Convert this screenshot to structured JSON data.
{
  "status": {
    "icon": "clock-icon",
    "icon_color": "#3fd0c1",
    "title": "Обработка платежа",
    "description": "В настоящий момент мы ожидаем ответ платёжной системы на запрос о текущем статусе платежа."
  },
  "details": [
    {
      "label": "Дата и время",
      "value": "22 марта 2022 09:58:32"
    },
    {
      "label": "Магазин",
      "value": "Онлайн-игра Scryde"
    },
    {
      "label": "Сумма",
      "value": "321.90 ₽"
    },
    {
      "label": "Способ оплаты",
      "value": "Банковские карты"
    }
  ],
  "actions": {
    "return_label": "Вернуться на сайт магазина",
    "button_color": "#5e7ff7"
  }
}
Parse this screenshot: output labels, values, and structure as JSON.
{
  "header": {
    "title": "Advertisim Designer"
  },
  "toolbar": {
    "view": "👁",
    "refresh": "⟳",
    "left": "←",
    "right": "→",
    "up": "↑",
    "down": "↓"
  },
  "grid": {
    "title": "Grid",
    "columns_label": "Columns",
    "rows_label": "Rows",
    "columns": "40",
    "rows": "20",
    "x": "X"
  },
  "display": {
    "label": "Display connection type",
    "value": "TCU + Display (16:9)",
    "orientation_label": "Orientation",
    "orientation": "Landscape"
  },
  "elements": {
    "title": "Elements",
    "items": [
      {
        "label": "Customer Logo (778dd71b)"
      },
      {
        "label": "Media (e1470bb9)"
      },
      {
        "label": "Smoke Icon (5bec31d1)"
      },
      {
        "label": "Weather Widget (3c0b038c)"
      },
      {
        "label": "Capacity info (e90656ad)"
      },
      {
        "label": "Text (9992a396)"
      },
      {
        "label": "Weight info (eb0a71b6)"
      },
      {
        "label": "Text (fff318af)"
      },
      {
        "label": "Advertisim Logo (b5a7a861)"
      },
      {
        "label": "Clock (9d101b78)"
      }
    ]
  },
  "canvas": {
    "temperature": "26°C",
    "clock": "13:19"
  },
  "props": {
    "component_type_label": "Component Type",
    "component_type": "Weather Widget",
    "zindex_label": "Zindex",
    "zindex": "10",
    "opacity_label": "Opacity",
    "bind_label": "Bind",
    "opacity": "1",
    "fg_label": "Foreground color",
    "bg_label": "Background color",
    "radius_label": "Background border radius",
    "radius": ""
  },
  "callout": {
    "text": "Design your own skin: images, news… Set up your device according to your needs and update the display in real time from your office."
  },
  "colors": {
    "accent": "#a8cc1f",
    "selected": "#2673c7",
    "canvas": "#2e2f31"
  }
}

> _Task to carry out_: Which lines contain "title"? Copy each of them.

> _Output for this exercise_:
    "title": "Обработка платежа",
    "title": "Advertisim Designer"
    "title": "Grid",
    "title": "Elements",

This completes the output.